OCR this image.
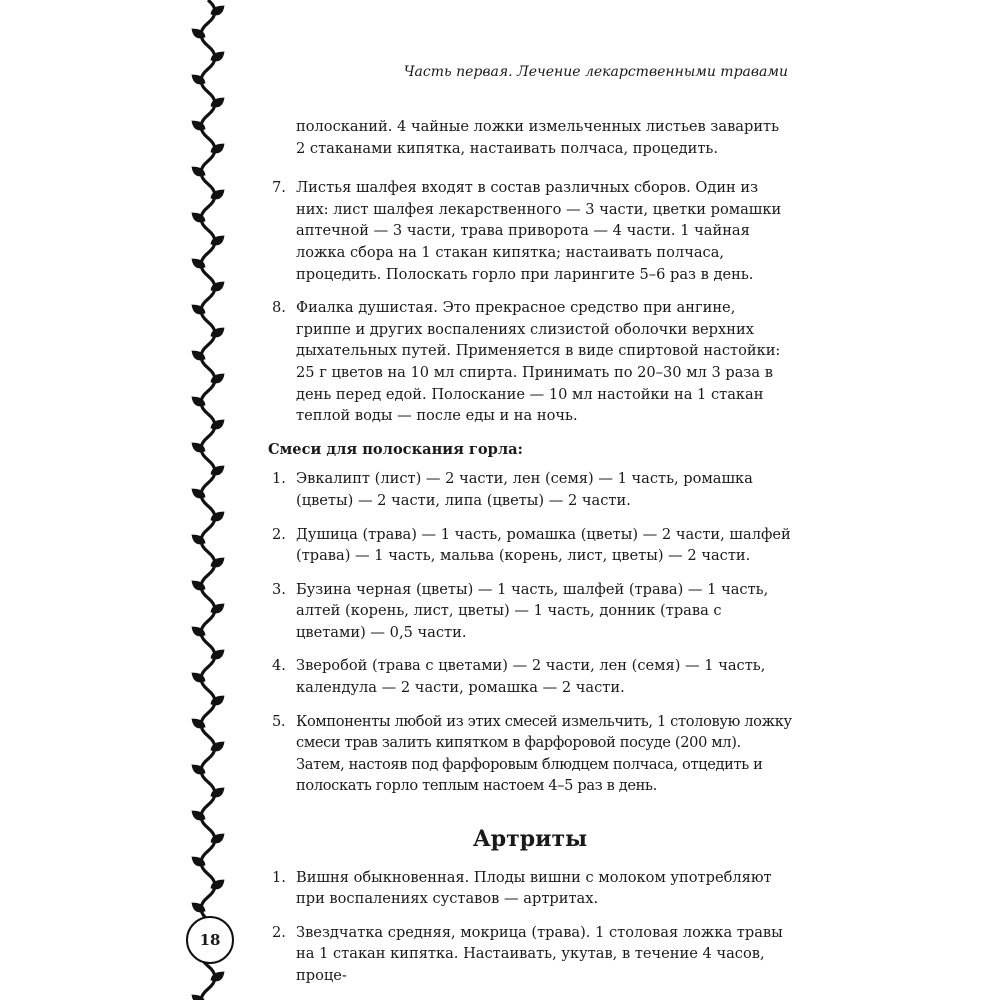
18
Часть первая. Лечение лекарственными травами

полосканий. 4 чайные ложки измельченных листьев заварить 2 стаканами кипятка, настаивать полчаса, процедить.

7. Листья шалфея входят в состав различных сборов. Один из них: лист шалфея лекарственного — 3 части, цветки ромашки аптечной — 3 части, трава приворота — 4 части. 1 чайная ложка сбора на 1 стакан кипятка; настаивать полчаса, процедить. Полоскать горло при ларингите 5–6 раз в день.
8. Фиалка душистая. Это прекрасное средство при ангине, гриппе и других воспалениях слизистой оболочки верхних дыхательных путей. Применяется в виде спиртовой настойки: 25 г цветов на 10 мл спирта. Принимать по 20–30 мл 3 раза в день перед едой. Полоскание — 10 мл настойки на 1 стакан теплой воды — после еды и на ночь.

Смеси для полоскания горла:

1. Эвкалипт (лист) — 2 части, лен (семя) — 1 часть, ромашка (цветы) — 2 части, липа (цветы) — 2 части.
2. Душица (трава) — 1 часть, ромашка (цветы) — 2 части, шалфей (трава) — 1 часть, мальва (корень, лист, цветы) — 2 части.
3. Бузина черная (цветы) — 1 часть, шалфей (трава) — 1 часть, алтей (корень, лист, цветы) — 1 часть, донник (трава с цветами) — 0,5 части.
4. Зверобой (трава с цветами) — 2 части, лен (семя) — 1 часть, календула — 2 части, ромашка — 2 части.
5. Компоненты любой из этих смесей измельчить, 1 столовую ложку смеси трав залить кипятком в фарфоровой посуде (200 мл). Затем, настояв под фарфоровым блюдцем полчаса, отцедить и полоскать горло теплым настоем 4–5 раз в день.

Артриты

1. Вишня обыкновенная. Плоды вишни с молоком употребляют при воспалениях суставов — артритах.
2. Звездчатка средняя, мокрица (трава). 1 столовая ложка травы на 1 стакан кипятка. Настаивать, укутав, в течение 4 часов, проце-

________________________________________

Look through the data and show every line containing "ложка".

7. Листья шалфея входят в состав различных сборов. Один из них: лист шалфея лекарственного — 3 части, цветки ромашки аптечной — 3 части, трава приворота — 4 части. 1 чайная ложка сбора на 1 стакан кипятка; настаивать полчаса, процедить. Полоскать горло при ларингите 5–6 раз в день.
2. Звездчатка средняя, мокрица (трава). 1 столовая ложка травы на 1 стакан кипятка. Настаивать, укутав, в течение 4 часов, проце-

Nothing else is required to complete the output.